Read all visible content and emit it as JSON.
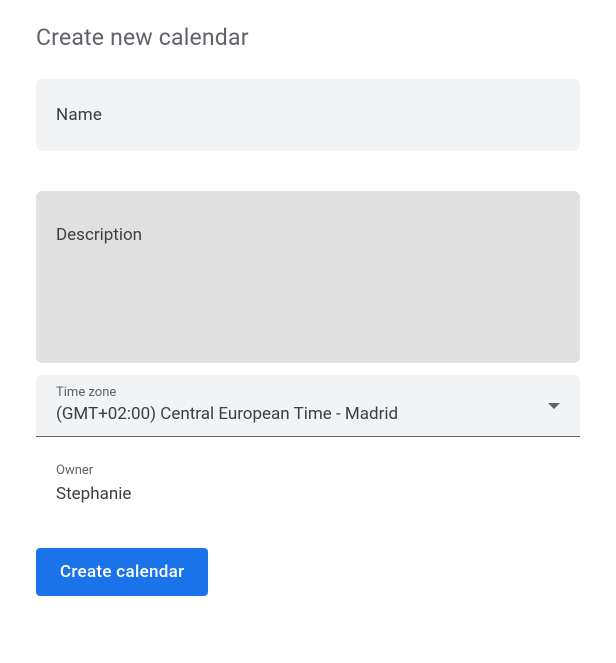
{
  "title": "Create new calendar",
  "fields": {
    "name": {
      "label": "Name"
    },
    "description": {
      "label": "Description"
    },
    "timezone": {
      "label": "Time zone",
      "value": "(GMT+02:00) Central European Time - Madrid"
    },
    "owner": {
      "label": "Owner",
      "value": "Stephanie"
    }
  },
  "actions": {
    "create": "Create calendar"
  }
}
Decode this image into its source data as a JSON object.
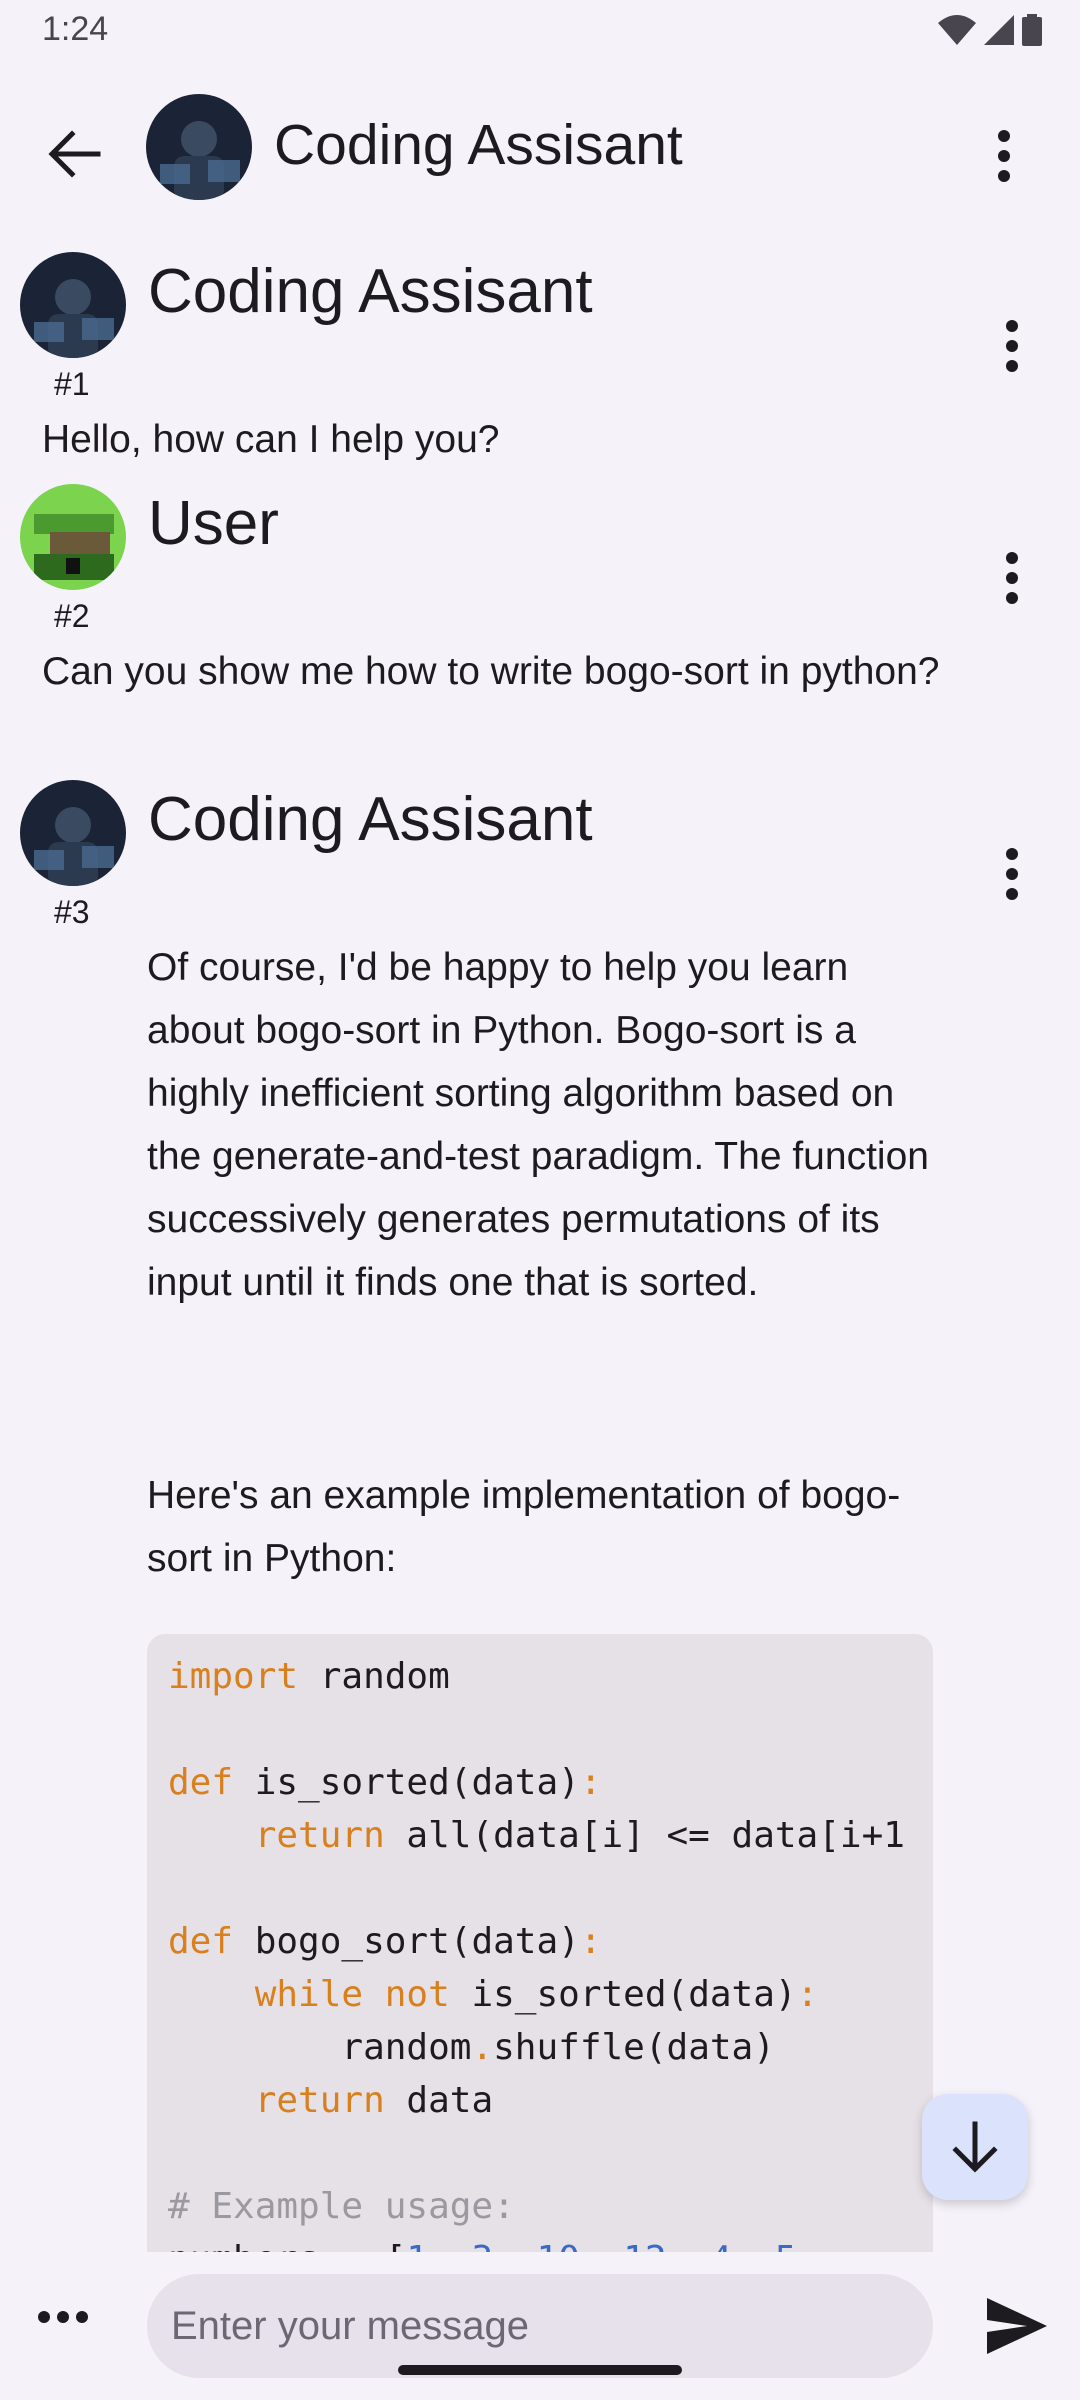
{
  "status_bar": {
    "time": "1:24"
  },
  "app_bar": {
    "title": "Coding Assisant"
  },
  "messages": [
    {
      "sender": "Coding Assisant",
      "number": "#1",
      "text": "Hello, how can I help you?"
    },
    {
      "sender": "User",
      "number": "#2",
      "text": "Can you show me how to write bogo-sort in python?"
    },
    {
      "sender": "Coding Assisant",
      "number": "#3",
      "paragraph1": "Of course, I'd be happy to help you learn about bogo-sort in Python. Bogo-sort is a highly inefficient sorting algorithm based on the generate-and-test paradigm. The function successively generates permutations of its input until it finds one that is sorted.",
      "paragraph2": "Here's an example implementation of bogo-sort in Python:",
      "code_lines": [
        "import random",
        "",
        "def is_sorted(data):",
        "    return all(data[i] <= data[i+1",
        "",
        "def bogo_sort(data):",
        "    while not is_sorted(data):",
        "        random.shuffle(data)",
        "    return data",
        "",
        "# Example usage:",
        "numbers = [1, 3, 10, 12, 4, 5"
      ]
    }
  ],
  "composer": {
    "placeholder": "Enter your message"
  },
  "colors": {
    "background": "#f5f2f9",
    "code_keyword": "#d8801e",
    "code_background": "#e6e1e7",
    "fab": "#dbe2fb"
  },
  "icons": {
    "back": "arrow-left-icon",
    "menu": "more-vert-icon",
    "scroll_down": "arrow-down-icon",
    "more": "more-horiz-icon",
    "send": "send-icon"
  }
}
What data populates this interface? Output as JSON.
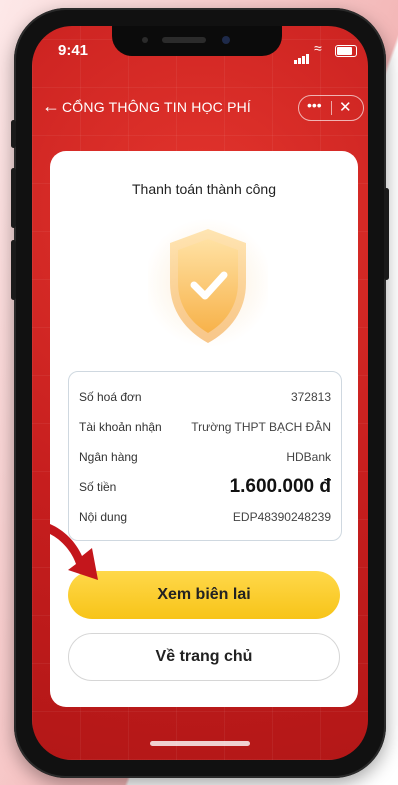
{
  "status_bar": {
    "time": "9:41"
  },
  "app_bar": {
    "title": "CỔNG THÔNG TIN HỌC PHÍ",
    "back_icon": "arrow-left-icon",
    "more_icon": "more-dots-icon",
    "close_icon": "close-icon"
  },
  "card": {
    "title": "Thanh toán thành công",
    "success_icon": "shield-check-icon",
    "details": [
      {
        "label": "Số hoá đơn",
        "value": "372813"
      },
      {
        "label": "Tài khoản nhận",
        "value": "Trường THPT BẠCH ĐẰN"
      },
      {
        "label": "Ngân hàng",
        "value": "HDBank"
      },
      {
        "label": "Số tiền",
        "value": "1.600.000 đ"
      },
      {
        "label": "Nội dung",
        "value": "EDP48390248239"
      }
    ]
  },
  "buttons": {
    "view_receipt": "Xem biên lai",
    "home": "Về trang chủ"
  },
  "colors": {
    "background_red": "#c61e1e",
    "primary_button": "#f7c418",
    "pointer_arrow": "#c4161c"
  }
}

________________________

WRITTEN TASK: Give back, word for word, every line from the one holding "What data populates" through the last line of the listing. Pictures are excluded.

RESULT FOR THIS EXERCISE:
What data populates this interface? Output as JSON.
{
  "status_bar": {
    "time": "9:41"
  },
  "app_bar": {
    "title": "CỔNG THÔNG TIN HỌC PHÍ",
    "back_icon": "arrow-left-icon",
    "more_icon": "more-dots-icon",
    "close_icon": "close-icon"
  },
  "card": {
    "title": "Thanh toán thành công",
    "success_icon": "shield-check-icon",
    "details": [
      {
        "label": "Số hoá đơn",
        "value": "372813"
      },
      {
        "label": "Tài khoản nhận",
        "value": "Trường THPT BẠCH ĐẰN"
      },
      {
        "label": "Ngân hàng",
        "value": "HDBank"
      },
      {
        "label": "Số tiền",
        "value": "1.600.000 đ"
      },
      {
        "label": "Nội dung",
        "value": "EDP48390248239"
      }
    ]
  },
  "buttons": {
    "view_receipt": "Xem biên lai",
    "home": "Về trang chủ"
  },
  "colors": {
    "background_red": "#c61e1e",
    "primary_button": "#f7c418",
    "pointer_arrow": "#c4161c"
  }
}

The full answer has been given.